Exclude the pictures; give every entry again exactly as written.

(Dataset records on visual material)
○ ○ ○ ○
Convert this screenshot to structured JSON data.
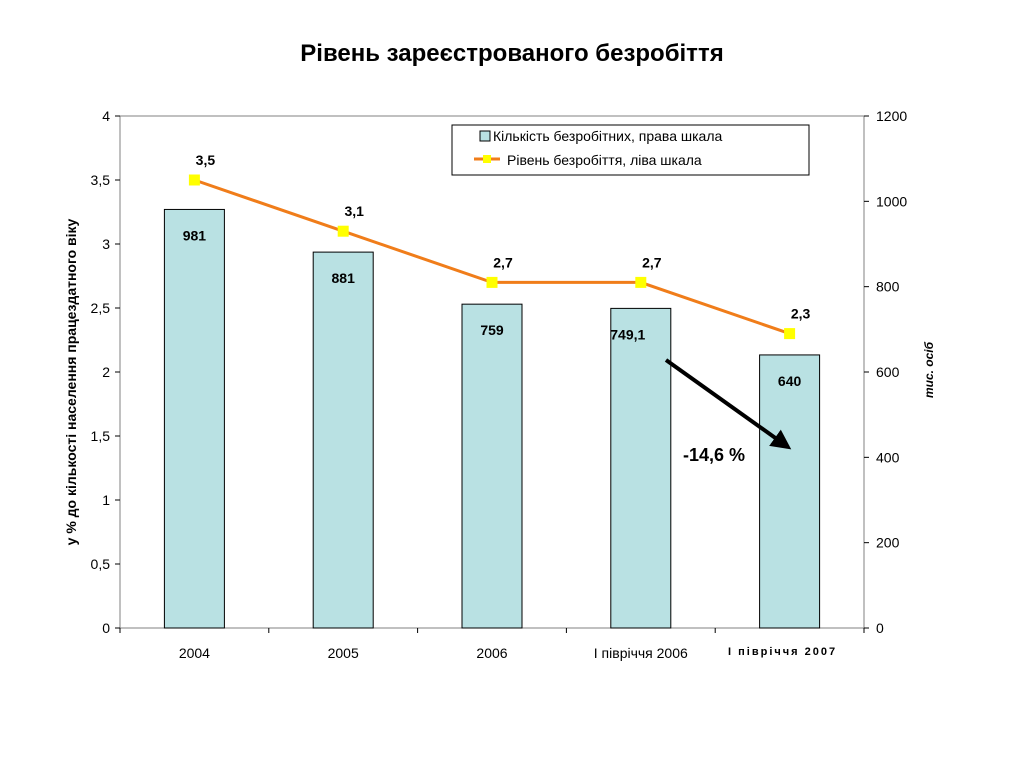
{
  "chart_data": {
    "type": "bar+line",
    "title": "Рівень зареєстрованого безробіття",
    "categories": [
      "2004",
      "2005",
      "2006",
      "І півріччя 2006",
      "І півріччя 2007"
    ],
    "series": [
      {
        "name": "Кількість безробітних, права шкала",
        "type": "bar",
        "axis": "right",
        "values": [
          981,
          881,
          759,
          749.1,
          640
        ],
        "labels": [
          "981",
          "881",
          "759",
          "749,1",
          "640"
        ],
        "color": "#b9e1e3"
      },
      {
        "name": "Рівень безробіття, ліва шкала",
        "type": "line",
        "axis": "left",
        "values": [
          3.5,
          3.1,
          2.7,
          2.7,
          2.3
        ],
        "labels": [
          "3,5",
          "3,1",
          "2,7",
          "2,7",
          "2,3"
        ],
        "color": "#f07d1a",
        "marker_color": "#ffff00"
      }
    ],
    "y_left": {
      "label": "у % до кількості населення працездатного віку",
      "range": [
        0,
        4
      ],
      "ticks": [
        0,
        0.5,
        1,
        1.5,
        2,
        2.5,
        3,
        3.5,
        4
      ],
      "tick_labels": [
        "0",
        "0,5",
        "1",
        "1,5",
        "2",
        "2,5",
        "3",
        "3,5",
        "4"
      ]
    },
    "y_right": {
      "label": "тис. осіб",
      "range": [
        0,
        1200
      ],
      "ticks": [
        0,
        200,
        400,
        600,
        800,
        1000,
        1200
      ],
      "tick_labels": [
        "0",
        "200",
        "400",
        "600",
        "800",
        "1000",
        "1200"
      ]
    },
    "grid": false,
    "legend_position": "top-right",
    "annotation": {
      "value": "-14,6",
      "unit": "%",
      "from_category": 3,
      "to_category": 4
    }
  }
}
○ ○ ○ ○
Final result:
Convert this screenshot to structured JSON data.
{
  "chart_data": {
    "type": "bar+line",
    "title": "Рівень зареєстрованого безробіття",
    "categories": [
      "2004",
      "2005",
      "2006",
      "І півріччя 2006",
      "І півріччя 2007"
    ],
    "series": [
      {
        "name": "Кількість безробітних, права шкала",
        "type": "bar",
        "axis": "right",
        "values": [
          981,
          881,
          759,
          749.1,
          640
        ],
        "labels": [
          "981",
          "881",
          "759",
          "749,1",
          "640"
        ],
        "color": "#b9e1e3"
      },
      {
        "name": "Рівень безробіття, ліва шкала",
        "type": "line",
        "axis": "left",
        "values": [
          3.5,
          3.1,
          2.7,
          2.7,
          2.3
        ],
        "labels": [
          "3,5",
          "3,1",
          "2,7",
          "2,7",
          "2,3"
        ],
        "color": "#f07d1a",
        "marker_color": "#ffff00"
      }
    ],
    "y_left": {
      "label": "у % до кількості населення працездатного віку",
      "range": [
        0,
        4
      ],
      "ticks": [
        0,
        0.5,
        1,
        1.5,
        2,
        2.5,
        3,
        3.5,
        4
      ],
      "tick_labels": [
        "0",
        "0,5",
        "1",
        "1,5",
        "2",
        "2,5",
        "3",
        "3,5",
        "4"
      ]
    },
    "y_right": {
      "label": "тис. осіб",
      "range": [
        0,
        1200
      ],
      "ticks": [
        0,
        200,
        400,
        600,
        800,
        1000,
        1200
      ],
      "tick_labels": [
        "0",
        "200",
        "400",
        "600",
        "800",
        "1000",
        "1200"
      ]
    },
    "grid": false,
    "legend_position": "top-right",
    "annotation": {
      "value": "-14,6",
      "unit": "%",
      "from_category": 3,
      "to_category": 4
    }
  }
}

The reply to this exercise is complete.